## BEGIN Extracted entries

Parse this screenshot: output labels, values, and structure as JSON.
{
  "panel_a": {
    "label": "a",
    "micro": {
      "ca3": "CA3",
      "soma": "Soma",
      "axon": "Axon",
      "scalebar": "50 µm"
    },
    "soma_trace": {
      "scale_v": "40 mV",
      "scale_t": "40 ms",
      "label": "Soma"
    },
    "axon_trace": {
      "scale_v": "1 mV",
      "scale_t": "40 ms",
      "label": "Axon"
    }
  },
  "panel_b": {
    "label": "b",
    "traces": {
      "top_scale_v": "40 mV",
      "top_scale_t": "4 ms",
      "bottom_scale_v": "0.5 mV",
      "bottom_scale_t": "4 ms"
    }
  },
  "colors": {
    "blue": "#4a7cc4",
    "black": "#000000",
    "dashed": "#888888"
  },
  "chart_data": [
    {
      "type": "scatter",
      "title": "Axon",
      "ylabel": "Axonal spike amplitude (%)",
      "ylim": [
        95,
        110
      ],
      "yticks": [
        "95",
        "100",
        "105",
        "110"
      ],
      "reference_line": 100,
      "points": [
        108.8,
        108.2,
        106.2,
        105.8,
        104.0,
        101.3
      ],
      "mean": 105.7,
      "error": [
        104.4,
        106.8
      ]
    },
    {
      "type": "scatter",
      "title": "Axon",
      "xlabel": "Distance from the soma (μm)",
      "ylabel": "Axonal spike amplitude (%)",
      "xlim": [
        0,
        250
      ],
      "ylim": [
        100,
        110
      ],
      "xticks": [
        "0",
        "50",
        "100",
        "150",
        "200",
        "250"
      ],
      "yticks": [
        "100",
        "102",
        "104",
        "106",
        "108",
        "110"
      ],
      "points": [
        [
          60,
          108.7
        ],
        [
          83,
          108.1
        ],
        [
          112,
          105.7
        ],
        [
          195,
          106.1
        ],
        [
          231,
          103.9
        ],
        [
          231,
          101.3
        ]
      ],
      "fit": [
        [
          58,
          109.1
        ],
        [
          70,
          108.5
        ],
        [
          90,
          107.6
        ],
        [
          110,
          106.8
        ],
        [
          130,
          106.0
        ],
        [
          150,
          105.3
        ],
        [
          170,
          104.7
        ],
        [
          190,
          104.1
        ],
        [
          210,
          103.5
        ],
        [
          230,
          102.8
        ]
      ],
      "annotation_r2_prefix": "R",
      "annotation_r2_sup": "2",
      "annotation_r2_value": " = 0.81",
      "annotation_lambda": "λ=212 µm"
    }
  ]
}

## END Extracted entries
## BEGIN Extracted entries

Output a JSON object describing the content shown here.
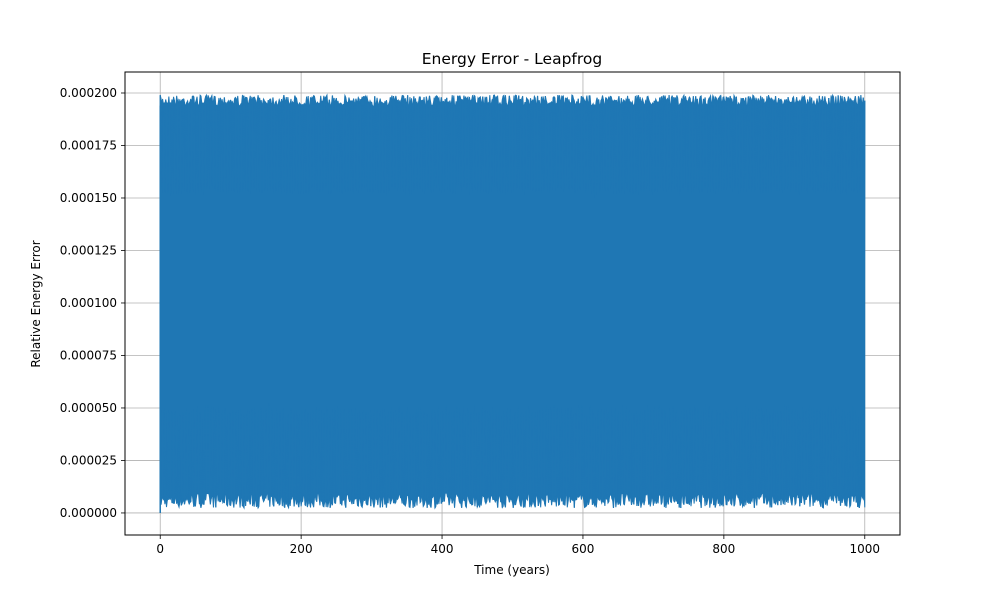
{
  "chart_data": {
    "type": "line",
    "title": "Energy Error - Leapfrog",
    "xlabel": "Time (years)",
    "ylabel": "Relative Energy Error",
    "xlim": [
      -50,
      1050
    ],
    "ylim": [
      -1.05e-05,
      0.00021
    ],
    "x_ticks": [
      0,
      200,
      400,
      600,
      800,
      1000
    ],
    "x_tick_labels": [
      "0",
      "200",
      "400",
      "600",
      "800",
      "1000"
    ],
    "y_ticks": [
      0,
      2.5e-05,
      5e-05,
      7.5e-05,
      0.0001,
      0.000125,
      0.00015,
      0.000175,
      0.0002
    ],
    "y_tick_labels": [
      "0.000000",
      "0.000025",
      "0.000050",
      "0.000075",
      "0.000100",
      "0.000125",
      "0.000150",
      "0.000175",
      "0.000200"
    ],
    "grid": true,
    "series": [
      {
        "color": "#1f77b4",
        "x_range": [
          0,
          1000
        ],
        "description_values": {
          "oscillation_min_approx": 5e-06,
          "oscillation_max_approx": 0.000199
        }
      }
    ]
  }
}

## END Extracted entries
## BEGIN Extracted entries

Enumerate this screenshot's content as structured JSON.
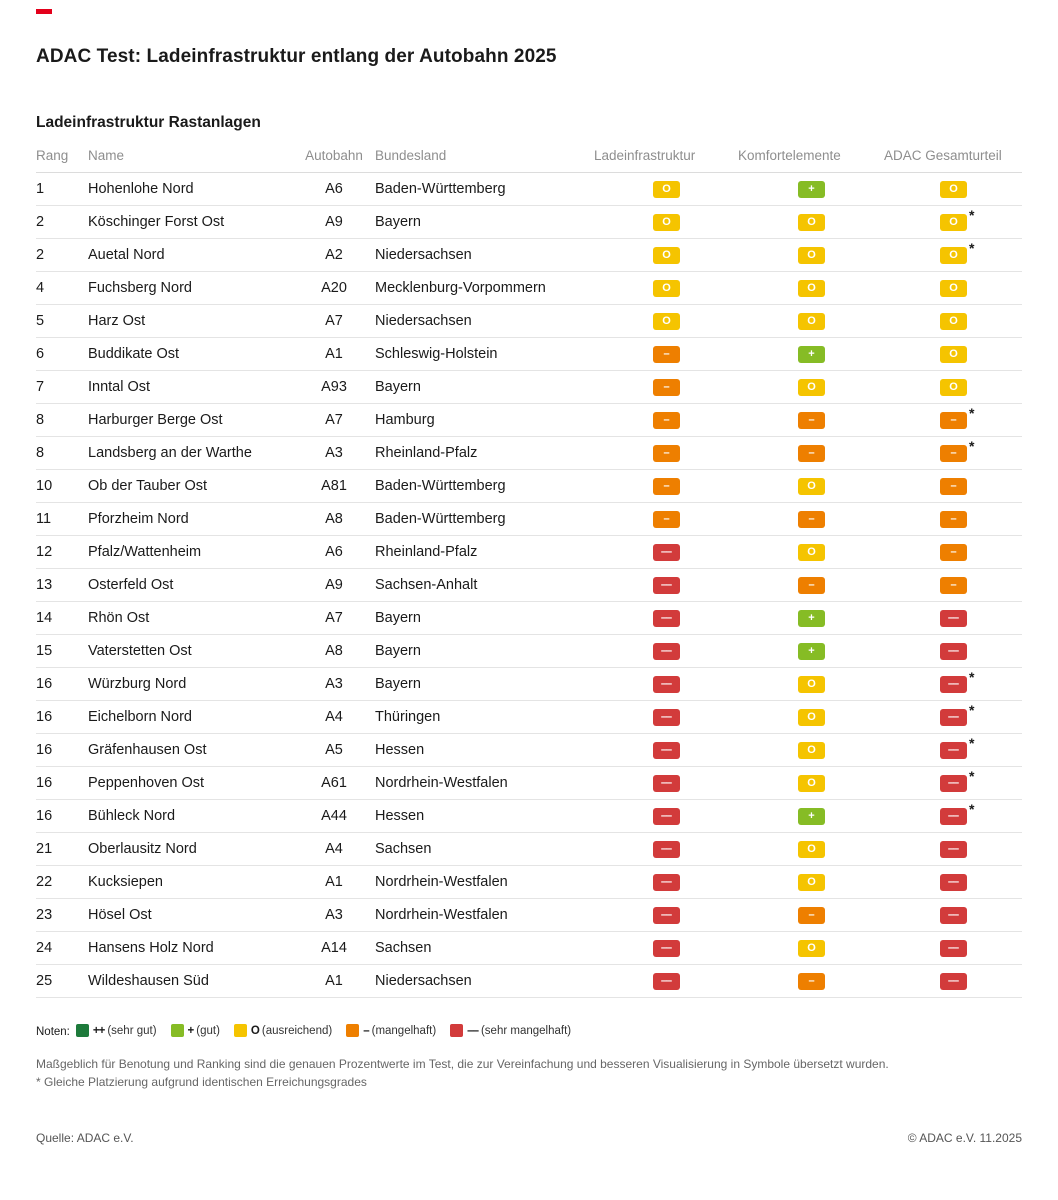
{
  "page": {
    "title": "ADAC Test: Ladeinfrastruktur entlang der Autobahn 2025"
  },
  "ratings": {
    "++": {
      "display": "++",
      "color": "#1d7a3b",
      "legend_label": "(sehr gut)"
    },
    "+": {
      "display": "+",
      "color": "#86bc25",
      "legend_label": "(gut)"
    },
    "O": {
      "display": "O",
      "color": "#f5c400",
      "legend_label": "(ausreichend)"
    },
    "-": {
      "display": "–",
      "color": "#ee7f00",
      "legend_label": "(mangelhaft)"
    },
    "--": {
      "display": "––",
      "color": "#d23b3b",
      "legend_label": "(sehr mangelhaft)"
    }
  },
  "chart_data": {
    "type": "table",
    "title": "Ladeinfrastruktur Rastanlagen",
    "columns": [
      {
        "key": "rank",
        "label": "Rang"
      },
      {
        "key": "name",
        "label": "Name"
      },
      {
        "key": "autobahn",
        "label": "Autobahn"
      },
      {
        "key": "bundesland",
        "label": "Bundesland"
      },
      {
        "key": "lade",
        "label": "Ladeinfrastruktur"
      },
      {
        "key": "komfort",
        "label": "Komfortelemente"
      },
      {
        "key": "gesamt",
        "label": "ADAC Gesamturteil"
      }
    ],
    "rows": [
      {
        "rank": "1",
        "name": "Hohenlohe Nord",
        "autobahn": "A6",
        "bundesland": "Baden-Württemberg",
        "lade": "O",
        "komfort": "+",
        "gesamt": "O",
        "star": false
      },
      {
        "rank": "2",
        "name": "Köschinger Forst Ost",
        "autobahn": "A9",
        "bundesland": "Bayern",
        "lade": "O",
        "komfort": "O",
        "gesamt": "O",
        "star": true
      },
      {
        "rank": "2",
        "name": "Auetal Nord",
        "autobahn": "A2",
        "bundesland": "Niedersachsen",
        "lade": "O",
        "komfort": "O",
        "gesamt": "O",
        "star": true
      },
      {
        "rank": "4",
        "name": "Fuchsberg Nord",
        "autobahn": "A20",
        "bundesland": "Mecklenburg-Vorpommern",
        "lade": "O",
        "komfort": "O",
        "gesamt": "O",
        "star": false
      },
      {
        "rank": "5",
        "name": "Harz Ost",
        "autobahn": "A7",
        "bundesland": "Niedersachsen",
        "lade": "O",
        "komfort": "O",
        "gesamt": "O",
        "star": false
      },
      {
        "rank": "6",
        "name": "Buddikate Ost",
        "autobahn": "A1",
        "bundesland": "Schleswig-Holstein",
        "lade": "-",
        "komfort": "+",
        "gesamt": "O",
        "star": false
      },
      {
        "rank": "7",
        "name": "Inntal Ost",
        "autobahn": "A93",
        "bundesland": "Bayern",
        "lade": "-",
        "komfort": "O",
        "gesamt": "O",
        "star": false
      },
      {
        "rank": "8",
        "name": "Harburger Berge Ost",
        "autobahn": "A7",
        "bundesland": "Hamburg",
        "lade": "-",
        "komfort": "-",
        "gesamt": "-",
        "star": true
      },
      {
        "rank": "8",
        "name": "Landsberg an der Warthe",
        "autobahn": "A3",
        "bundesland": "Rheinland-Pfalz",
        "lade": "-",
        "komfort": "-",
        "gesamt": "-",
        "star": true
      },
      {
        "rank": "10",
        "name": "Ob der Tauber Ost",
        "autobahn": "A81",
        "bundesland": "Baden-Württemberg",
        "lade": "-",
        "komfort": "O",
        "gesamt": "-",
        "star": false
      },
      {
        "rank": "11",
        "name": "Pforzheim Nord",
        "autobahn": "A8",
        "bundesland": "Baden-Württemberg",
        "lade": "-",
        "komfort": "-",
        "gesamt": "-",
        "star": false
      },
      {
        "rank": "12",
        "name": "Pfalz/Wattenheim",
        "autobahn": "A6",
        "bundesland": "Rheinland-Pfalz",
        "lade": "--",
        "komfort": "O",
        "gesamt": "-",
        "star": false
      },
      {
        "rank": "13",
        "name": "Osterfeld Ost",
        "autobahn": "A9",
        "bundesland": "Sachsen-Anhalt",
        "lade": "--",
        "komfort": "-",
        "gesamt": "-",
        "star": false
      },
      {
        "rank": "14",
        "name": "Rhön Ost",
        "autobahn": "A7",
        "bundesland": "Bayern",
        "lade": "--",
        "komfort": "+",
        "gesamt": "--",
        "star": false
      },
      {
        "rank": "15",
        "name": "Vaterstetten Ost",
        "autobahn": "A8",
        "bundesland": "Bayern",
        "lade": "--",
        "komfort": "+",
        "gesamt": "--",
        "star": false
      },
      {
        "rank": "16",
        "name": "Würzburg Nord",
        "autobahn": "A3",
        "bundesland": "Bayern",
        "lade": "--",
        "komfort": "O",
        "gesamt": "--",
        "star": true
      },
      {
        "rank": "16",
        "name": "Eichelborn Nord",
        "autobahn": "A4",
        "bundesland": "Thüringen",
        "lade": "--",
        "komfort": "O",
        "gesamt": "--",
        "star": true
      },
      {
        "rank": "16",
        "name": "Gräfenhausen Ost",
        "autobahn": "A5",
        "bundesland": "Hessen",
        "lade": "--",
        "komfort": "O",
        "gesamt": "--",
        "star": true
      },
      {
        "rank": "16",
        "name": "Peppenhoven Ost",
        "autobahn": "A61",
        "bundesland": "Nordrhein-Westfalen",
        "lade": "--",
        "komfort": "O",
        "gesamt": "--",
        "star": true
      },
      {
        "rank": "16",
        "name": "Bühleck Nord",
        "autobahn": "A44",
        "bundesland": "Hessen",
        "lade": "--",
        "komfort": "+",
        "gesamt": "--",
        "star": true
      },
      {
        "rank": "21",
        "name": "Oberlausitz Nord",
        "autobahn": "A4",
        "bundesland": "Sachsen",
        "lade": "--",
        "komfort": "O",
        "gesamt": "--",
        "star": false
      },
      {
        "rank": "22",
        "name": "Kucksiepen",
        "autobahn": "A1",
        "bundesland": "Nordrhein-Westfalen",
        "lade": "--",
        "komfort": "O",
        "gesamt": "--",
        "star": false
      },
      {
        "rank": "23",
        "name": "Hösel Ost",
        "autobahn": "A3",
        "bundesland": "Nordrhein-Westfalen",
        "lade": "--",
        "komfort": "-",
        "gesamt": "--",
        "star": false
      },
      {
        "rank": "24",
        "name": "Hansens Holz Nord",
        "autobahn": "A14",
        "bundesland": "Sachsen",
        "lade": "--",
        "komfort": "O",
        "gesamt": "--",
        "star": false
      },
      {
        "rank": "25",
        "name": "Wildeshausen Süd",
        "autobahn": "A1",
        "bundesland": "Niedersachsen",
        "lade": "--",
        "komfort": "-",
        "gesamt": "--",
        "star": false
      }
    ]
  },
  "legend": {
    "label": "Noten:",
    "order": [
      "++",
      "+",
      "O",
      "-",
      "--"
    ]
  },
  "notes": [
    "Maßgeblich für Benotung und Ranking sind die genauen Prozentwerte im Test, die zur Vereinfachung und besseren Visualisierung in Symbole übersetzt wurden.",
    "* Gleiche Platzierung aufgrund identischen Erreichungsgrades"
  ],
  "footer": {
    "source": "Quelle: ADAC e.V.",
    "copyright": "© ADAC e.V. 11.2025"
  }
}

## END Extracted entries

▶ Challenge
Identify the lines of the entries containing the string "content". Copy each such line.

▶ Exercise result
Output a JSON object describing the content shown here.
Enumerate this screenshot's content as structured JSON.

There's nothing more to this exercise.